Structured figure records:

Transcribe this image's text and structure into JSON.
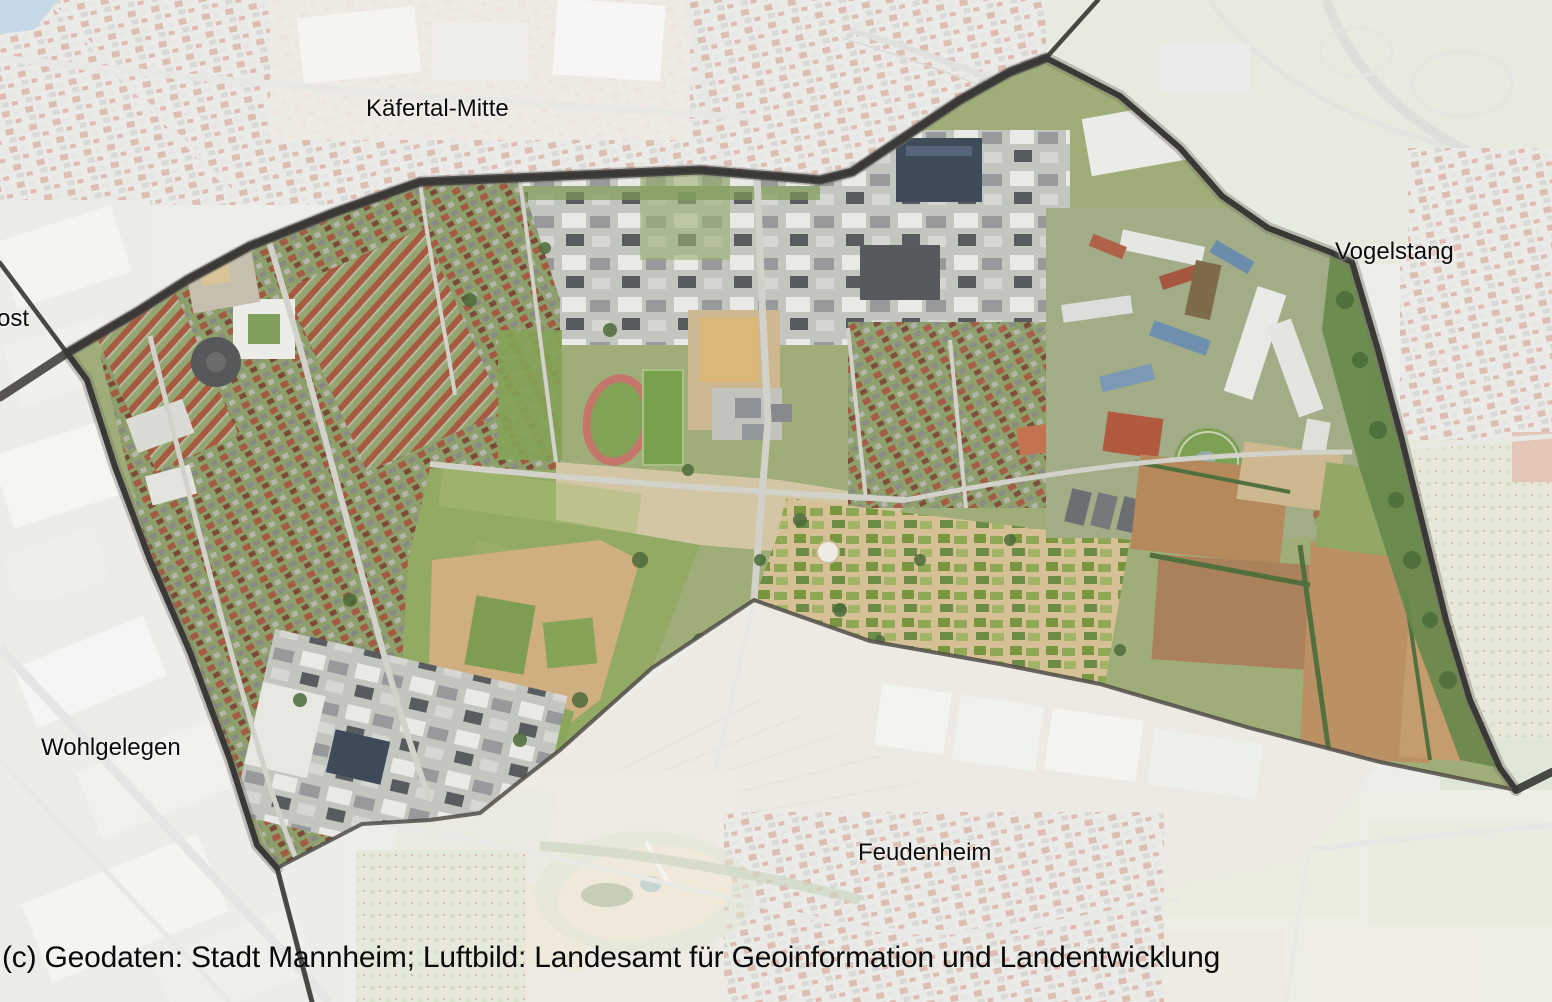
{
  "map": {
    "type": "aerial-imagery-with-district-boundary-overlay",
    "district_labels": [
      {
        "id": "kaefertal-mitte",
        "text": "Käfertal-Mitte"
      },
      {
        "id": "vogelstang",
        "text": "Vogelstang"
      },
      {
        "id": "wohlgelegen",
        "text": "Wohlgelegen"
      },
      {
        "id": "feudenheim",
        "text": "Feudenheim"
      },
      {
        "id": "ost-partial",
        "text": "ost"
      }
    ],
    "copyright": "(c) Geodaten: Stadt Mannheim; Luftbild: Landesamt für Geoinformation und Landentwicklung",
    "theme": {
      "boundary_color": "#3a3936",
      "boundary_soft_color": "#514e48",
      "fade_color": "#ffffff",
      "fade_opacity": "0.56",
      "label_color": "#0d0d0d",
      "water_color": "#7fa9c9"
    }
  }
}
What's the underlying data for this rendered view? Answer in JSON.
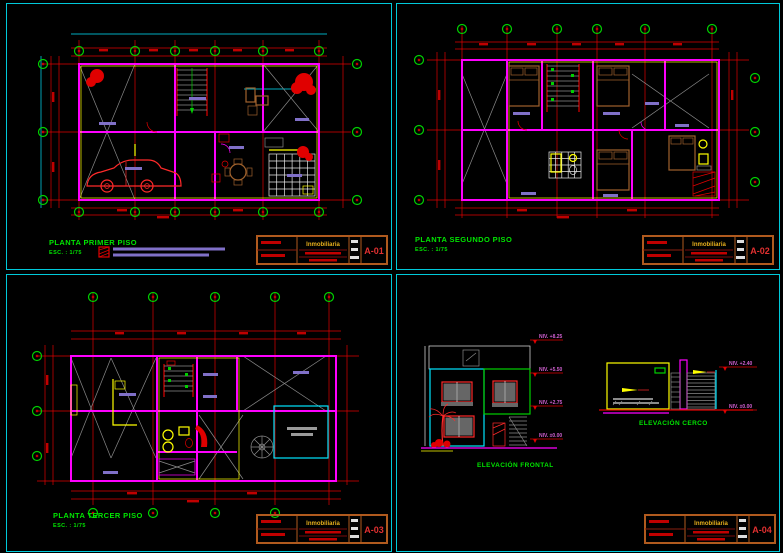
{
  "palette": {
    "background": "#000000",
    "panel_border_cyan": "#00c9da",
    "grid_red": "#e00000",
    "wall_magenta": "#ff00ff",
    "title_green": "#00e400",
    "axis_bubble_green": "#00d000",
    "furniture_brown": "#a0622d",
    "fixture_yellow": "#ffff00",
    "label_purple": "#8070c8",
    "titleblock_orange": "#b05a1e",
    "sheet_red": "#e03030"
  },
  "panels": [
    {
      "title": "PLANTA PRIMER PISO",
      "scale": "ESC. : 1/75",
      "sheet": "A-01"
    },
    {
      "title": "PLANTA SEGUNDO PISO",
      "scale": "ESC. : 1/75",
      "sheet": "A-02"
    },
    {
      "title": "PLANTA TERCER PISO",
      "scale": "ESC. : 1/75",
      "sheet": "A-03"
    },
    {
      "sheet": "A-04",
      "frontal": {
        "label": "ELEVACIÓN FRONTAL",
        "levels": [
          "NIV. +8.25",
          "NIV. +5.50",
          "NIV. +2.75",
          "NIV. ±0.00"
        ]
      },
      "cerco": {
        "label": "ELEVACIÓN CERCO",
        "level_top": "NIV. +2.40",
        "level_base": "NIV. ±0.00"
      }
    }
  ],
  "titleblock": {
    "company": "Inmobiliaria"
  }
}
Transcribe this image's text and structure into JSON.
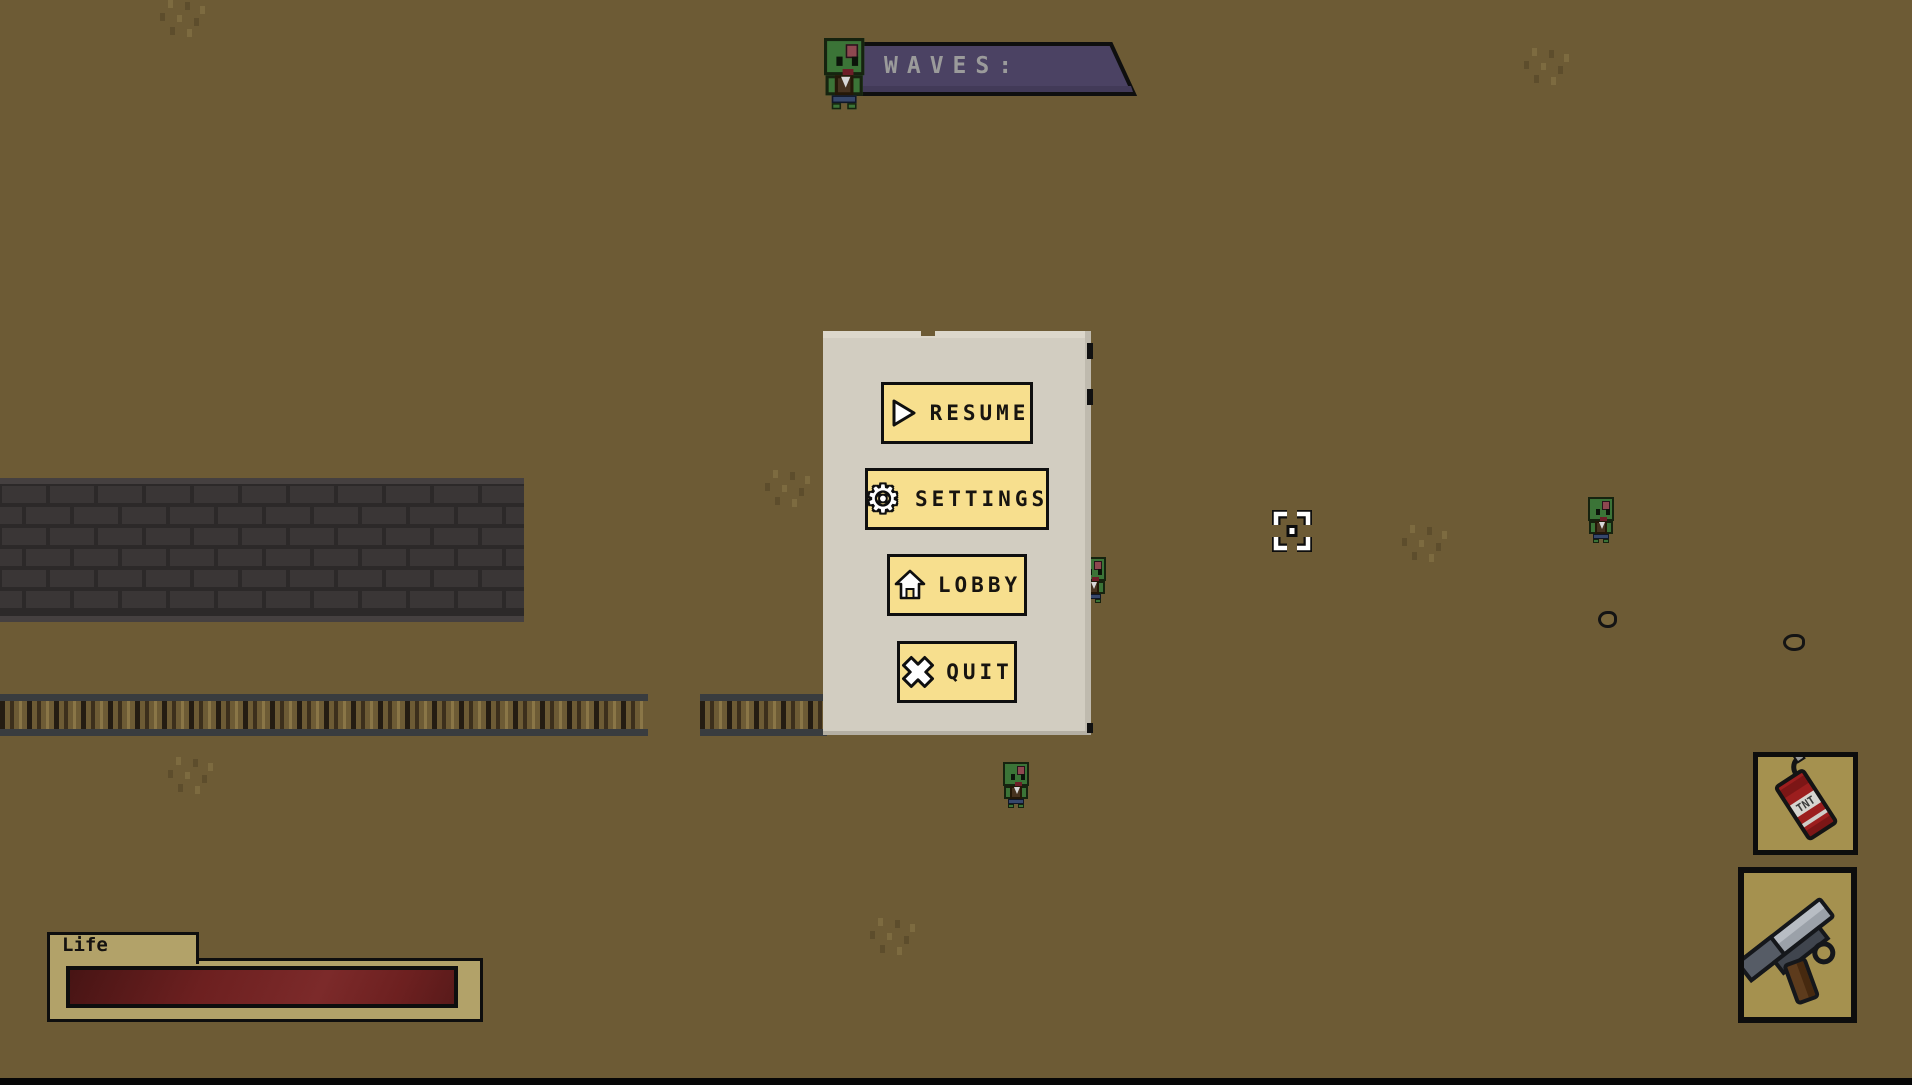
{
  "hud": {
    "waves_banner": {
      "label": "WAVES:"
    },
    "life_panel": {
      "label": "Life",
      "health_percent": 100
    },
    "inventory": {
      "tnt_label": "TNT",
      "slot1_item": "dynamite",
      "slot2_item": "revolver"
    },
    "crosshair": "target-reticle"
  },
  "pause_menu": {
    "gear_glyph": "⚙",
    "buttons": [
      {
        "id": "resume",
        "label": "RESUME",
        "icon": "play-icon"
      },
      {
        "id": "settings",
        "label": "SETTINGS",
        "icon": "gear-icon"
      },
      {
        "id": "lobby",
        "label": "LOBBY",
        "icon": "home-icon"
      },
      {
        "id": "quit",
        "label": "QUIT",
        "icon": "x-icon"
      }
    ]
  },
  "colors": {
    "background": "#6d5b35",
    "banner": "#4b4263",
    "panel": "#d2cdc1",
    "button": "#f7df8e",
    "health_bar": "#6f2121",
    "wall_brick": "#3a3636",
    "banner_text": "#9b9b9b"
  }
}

- Objective
Would you set down the listing exactly, omitting pictures?

- Answer for this exercise
Transcribe this image's text and structure into JSON.
{
  "map": {
    "type": "aerial-imagery-with-district-boundary-overlay",
    "district_labels": [
      {
        "id": "kaefertal-mitte",
        "text": "Käfertal-Mitte"
      },
      {
        "id": "vogelstang",
        "text": "Vogelstang"
      },
      {
        "id": "wohlgelegen",
        "text": "Wohlgelegen"
      },
      {
        "id": "feudenheim",
        "text": "Feudenheim"
      },
      {
        "id": "ost-partial",
        "text": "ost"
      }
    ],
    "copyright": "(c) Geodaten: Stadt Mannheim; Luftbild: Landesamt für Geoinformation und Landentwicklung",
    "theme": {
      "boundary_color": "#3a3936",
      "boundary_soft_color": "#514e48",
      "fade_color": "#ffffff",
      "fade_opacity": "0.56",
      "label_color": "#0d0d0d",
      "water_color": "#7fa9c9"
    }
  }
}
What's the underlying data for this rendered view? Answer in JSON.
{
  "palette": {
    "background": "#000000",
    "panel_border_cyan": "#00c9da",
    "grid_red": "#e00000",
    "wall_magenta": "#ff00ff",
    "title_green": "#00e400",
    "axis_bubble_green": "#00d000",
    "furniture_brown": "#a0622d",
    "fixture_yellow": "#ffff00",
    "label_purple": "#8070c8",
    "titleblock_orange": "#b05a1e",
    "sheet_red": "#e03030"
  },
  "panels": [
    {
      "title": "PLANTA PRIMER PISO",
      "scale": "ESC. : 1/75",
      "sheet": "A-01"
    },
    {
      "title": "PLANTA SEGUNDO PISO",
      "scale": "ESC. : 1/75",
      "sheet": "A-02"
    },
    {
      "title": "PLANTA TERCER PISO",
      "scale": "ESC. : 1/75",
      "sheet": "A-03"
    },
    {
      "sheet": "A-04",
      "frontal": {
        "label": "ELEVACIÓN FRONTAL",
        "levels": [
          "NIV. +8.25",
          "NIV. +5.50",
          "NIV. +2.75",
          "NIV. ±0.00"
        ]
      },
      "cerco": {
        "label": "ELEVACIÓN CERCO",
        "level_top": "NIV. +2.40",
        "level_base": "NIV. ±0.00"
      }
    }
  ],
  "titleblock": {
    "company": "Inmobiliaria"
  }
}
Transcribe this image's text and structure into JSON.
{
  "hud": {
    "waves_banner": {
      "label": "WAVES:"
    },
    "life_panel": {
      "label": "Life",
      "health_percent": 100
    },
    "inventory": {
      "tnt_label": "TNT",
      "slot1_item": "dynamite",
      "slot2_item": "revolver"
    },
    "crosshair": "target-reticle"
  },
  "pause_menu": {
    "gear_glyph": "⚙",
    "buttons": [
      {
        "id": "resume",
        "label": "RESUME",
        "icon": "play-icon"
      },
      {
        "id": "settings",
        "label": "SETTINGS",
        "icon": "gear-icon"
      },
      {
        "id": "lobby",
        "label": "LOBBY",
        "icon": "home-icon"
      },
      {
        "id": "quit",
        "label": "QUIT",
        "icon": "x-icon"
      }
    ]
  },
  "colors": {
    "background": "#6d5b35",
    "banner": "#4b4263",
    "panel": "#d2cdc1",
    "button": "#f7df8e",
    "health_bar": "#6f2121",
    "wall_brick": "#3a3636",
    "banner_text": "#9b9b9b"
  }
}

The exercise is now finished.